### JOB
Your task is to copy every line of this material exactly.

### GIVEN DATA
· · · ·

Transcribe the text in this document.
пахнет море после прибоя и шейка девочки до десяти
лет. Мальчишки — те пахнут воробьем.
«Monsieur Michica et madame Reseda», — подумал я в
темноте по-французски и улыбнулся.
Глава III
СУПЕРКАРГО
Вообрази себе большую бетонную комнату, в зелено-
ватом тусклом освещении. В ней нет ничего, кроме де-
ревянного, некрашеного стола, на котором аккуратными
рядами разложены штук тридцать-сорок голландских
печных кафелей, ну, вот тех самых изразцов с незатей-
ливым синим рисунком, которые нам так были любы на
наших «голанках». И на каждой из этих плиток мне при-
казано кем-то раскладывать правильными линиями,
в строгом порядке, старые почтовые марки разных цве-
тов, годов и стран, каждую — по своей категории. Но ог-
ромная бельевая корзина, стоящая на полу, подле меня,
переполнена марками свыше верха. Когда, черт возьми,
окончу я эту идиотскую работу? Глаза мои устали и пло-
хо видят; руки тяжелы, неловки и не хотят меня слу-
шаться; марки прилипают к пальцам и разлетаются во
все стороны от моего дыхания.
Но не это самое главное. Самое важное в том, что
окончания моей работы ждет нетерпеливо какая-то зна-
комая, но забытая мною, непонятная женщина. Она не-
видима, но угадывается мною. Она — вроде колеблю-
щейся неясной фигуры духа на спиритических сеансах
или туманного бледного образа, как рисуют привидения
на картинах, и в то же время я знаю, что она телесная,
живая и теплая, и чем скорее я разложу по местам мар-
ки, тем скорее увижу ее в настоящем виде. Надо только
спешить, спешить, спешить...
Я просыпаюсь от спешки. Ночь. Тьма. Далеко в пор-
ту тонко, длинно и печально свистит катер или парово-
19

· · · ·

### RESPONSE TO THIS TASK
Transcribe the text in this document.
пахнет море после прибоя и шейка девочки до десяти
лет. Мальчишки — те пахнут воробьем.
«Monsieur Michica et madame Reseda», — подумал я в
темноте по-французски и улыбнулся.
Глава III
СУПЕРКАРГО
Вообрази себе большую бетонную комнату, в зелено-
ватом тусклом освещении. В ней нет ничего, кроме де-
ревянного, некрашеного стола, на котором аккуратными
рядами разложены штук тридцать-сорок голландских
печных кафелей, ну, вот тех самых изразцов с незатей-
ливым синим рисунком, которые нам так были любы на
наших «голанках». И на каждой из этих плиток мне при-
казано кем-то раскладывать правильными линиями,
в строгом порядке, старые почтовые марки разных цве-
тов, годов и стран, каждую — по своей категории. Но ог-
ромная бельевая корзина, стоящая на полу, подле меня,
переполнена марками свыше верха. Когда, черт возьми,
окончу я эту идиотскую работу? Глаза мои устали и пло-
хо видят; руки тяжелы, неловки и не хотят меня слу-
шаться; марки прилипают к пальцам и разлетаются во
все стороны от моего дыхания.
Но не это самое главное. Самое важное в том, что
окончания моей работы ждет нетерпеливо какая-то зна-
комая, но забытая мною, непонятная женщина. Она не-
видима, но угадывается мною. Она — вроде колеблю-
щейся неясной фигуры духа на спиритических сеансах
или туманного бледного образа, как рисуют привидения
на картинах, и в то же время я знаю, что она телесная,
живая и теплая, и чем скорее я разложу по местам мар-
ки, тем скорее увижу ее в настоящем виде. Надо только
спешить, спешить, спешить...
Я просыпаюсь от спешки. Ночь. Тьма. Далеко в пор-
ту тонко, длинно и печально свистит катер или парово-
19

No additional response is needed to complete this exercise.